(Entries from a dataset)
____________

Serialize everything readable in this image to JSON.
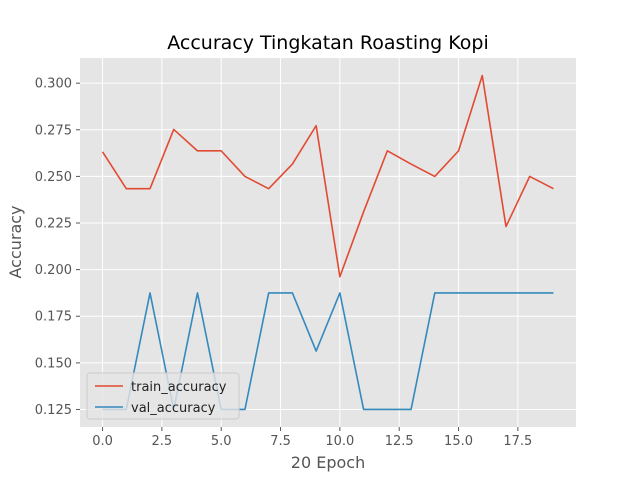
{
  "chart_data": {
    "type": "line",
    "title": "Accuracy Tingkatan Roasting Kopi",
    "xlabel": "20 Epoch",
    "ylabel": "Accuracy",
    "xlim": [
      -0.95,
      19.95
    ],
    "ylim": [
      0.1156,
      0.3135
    ],
    "xticks": [
      0.0,
      2.5,
      5.0,
      7.5,
      10.0,
      12.5,
      15.0,
      17.5
    ],
    "xtick_labels": [
      "0.0",
      "2.5",
      "5.0",
      "7.5",
      "10.0",
      "12.5",
      "15.0",
      "17.5"
    ],
    "yticks": [
      0.125,
      0.15,
      0.175,
      0.2,
      0.225,
      0.25,
      0.275,
      0.3
    ],
    "ytick_labels": [
      "0.125",
      "0.150",
      "0.175",
      "0.200",
      "0.225",
      "0.250",
      "0.275",
      "0.300"
    ],
    "grid": true,
    "legend_position": "lower-left",
    "x": [
      0,
      1,
      2,
      3,
      4,
      5,
      6,
      7,
      8,
      9,
      10,
      11,
      12,
      13,
      14,
      15,
      16,
      17,
      18,
      19
    ],
    "series": [
      {
        "name": "train_accuracy",
        "color": "#E24A33",
        "values": [
          0.2632,
          0.2434,
          0.2434,
          0.2752,
          0.2637,
          0.2637,
          0.25,
          0.2434,
          0.2566,
          0.2772,
          0.1962,
          0.231,
          0.2637,
          0.2566,
          0.25,
          0.2637,
          0.3041,
          0.2231,
          0.25,
          0.2434
        ]
      },
      {
        "name": "val_accuracy",
        "color": "#348ABD",
        "values": [
          0.125,
          0.125,
          0.1875,
          0.125,
          0.1875,
          0.125,
          0.125,
          0.1875,
          0.1875,
          0.1563,
          0.1875,
          0.125,
          0.125,
          0.125,
          0.1875,
          0.1875,
          0.1875,
          0.1875,
          0.1875,
          0.1875
        ]
      }
    ]
  }
}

____________

● Exercise instructions
Are you able to set down all the lines above exactly, without any pictures?

● Exercise response
Serialize everything readable in this image to JSON.
{
  "chart_data": {
    "type": "line",
    "title": "Accuracy Tingkatan Roasting Kopi",
    "xlabel": "20 Epoch",
    "ylabel": "Accuracy",
    "xlim": [
      -0.95,
      19.95
    ],
    "ylim": [
      0.1156,
      0.3135
    ],
    "xticks": [
      0.0,
      2.5,
      5.0,
      7.5,
      10.0,
      12.5,
      15.0,
      17.5
    ],
    "xtick_labels": [
      "0.0",
      "2.5",
      "5.0",
      "7.5",
      "10.0",
      "12.5",
      "15.0",
      "17.5"
    ],
    "yticks": [
      0.125,
      0.15,
      0.175,
      0.2,
      0.225,
      0.25,
      0.275,
      0.3
    ],
    "ytick_labels": [
      "0.125",
      "0.150",
      "0.175",
      "0.200",
      "0.225",
      "0.250",
      "0.275",
      "0.300"
    ],
    "grid": true,
    "legend_position": "lower-left",
    "x": [
      0,
      1,
      2,
      3,
      4,
      5,
      6,
      7,
      8,
      9,
      10,
      11,
      12,
      13,
      14,
      15,
      16,
      17,
      18,
      19
    ],
    "series": [
      {
        "name": "train_accuracy",
        "color": "#E24A33",
        "values": [
          0.2632,
          0.2434,
          0.2434,
          0.2752,
          0.2637,
          0.2637,
          0.25,
          0.2434,
          0.2566,
          0.2772,
          0.1962,
          0.231,
          0.2637,
          0.2566,
          0.25,
          0.2637,
          0.3041,
          0.2231,
          0.25,
          0.2434
        ]
      },
      {
        "name": "val_accuracy",
        "color": "#348ABD",
        "values": [
          0.125,
          0.125,
          0.1875,
          0.125,
          0.1875,
          0.125,
          0.125,
          0.1875,
          0.1875,
          0.1563,
          0.1875,
          0.125,
          0.125,
          0.125,
          0.1875,
          0.1875,
          0.1875,
          0.1875,
          0.1875,
          0.1875
        ]
      }
    ]
  }
}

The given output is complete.